**Task details**
Repeat the material below exactly, line for line.

------

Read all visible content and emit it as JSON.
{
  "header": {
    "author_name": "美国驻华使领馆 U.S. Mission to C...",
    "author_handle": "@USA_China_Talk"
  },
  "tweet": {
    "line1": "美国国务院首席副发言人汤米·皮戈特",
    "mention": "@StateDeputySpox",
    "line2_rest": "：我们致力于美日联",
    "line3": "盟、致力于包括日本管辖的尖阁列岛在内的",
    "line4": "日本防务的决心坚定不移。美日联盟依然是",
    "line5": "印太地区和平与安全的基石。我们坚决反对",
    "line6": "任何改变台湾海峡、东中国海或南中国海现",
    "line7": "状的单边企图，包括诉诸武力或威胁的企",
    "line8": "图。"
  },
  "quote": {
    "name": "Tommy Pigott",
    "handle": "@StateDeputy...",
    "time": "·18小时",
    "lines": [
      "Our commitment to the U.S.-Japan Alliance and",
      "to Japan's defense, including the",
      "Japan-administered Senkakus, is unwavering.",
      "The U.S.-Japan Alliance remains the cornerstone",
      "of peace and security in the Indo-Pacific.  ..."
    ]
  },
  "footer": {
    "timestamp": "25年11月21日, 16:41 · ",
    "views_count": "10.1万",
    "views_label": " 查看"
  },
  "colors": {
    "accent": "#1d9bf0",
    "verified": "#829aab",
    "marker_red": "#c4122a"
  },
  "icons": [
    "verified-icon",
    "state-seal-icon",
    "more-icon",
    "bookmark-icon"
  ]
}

------

**Full answer**
Read all visible content and emit it as JSON.
{
  "header": {
    "author_name": "美国驻华使领馆 U.S. Mission to C...",
    "author_handle": "@USA_China_Talk"
  },
  "tweet": {
    "line1": "美国国务院首席副发言人汤米·皮戈特",
    "mention": "@StateDeputySpox",
    "line2_rest": "：我们致力于美日联",
    "line3": "盟、致力于包括日本管辖的尖阁列岛在内的",
    "line4": "日本防务的决心坚定不移。美日联盟依然是",
    "line5": "印太地区和平与安全的基石。我们坚决反对",
    "line6": "任何改变台湾海峡、东中国海或南中国海现",
    "line7": "状的单边企图，包括诉诸武力或威胁的企",
    "line8": "图。"
  },
  "quote": {
    "name": "Tommy Pigott",
    "handle": "@StateDeputy...",
    "time": "·18小时",
    "lines": [
      "Our commitment to the U.S.-Japan Alliance and",
      "to Japan's defense, including the",
      "Japan-administered Senkakus, is unwavering.",
      "The U.S.-Japan Alliance remains the cornerstone",
      "of peace and security in the Indo-Pacific.  ..."
    ]
  },
  "footer": {
    "timestamp": "25年11月21日, 16:41 · ",
    "views_count": "10.1万",
    "views_label": " 查看"
  },
  "colors": {
    "accent": "#1d9bf0",
    "verified": "#829aab",
    "marker_red": "#c4122a"
  },
  "icons": [
    "verified-icon",
    "state-seal-icon",
    "more-icon",
    "bookmark-icon"
  ]
}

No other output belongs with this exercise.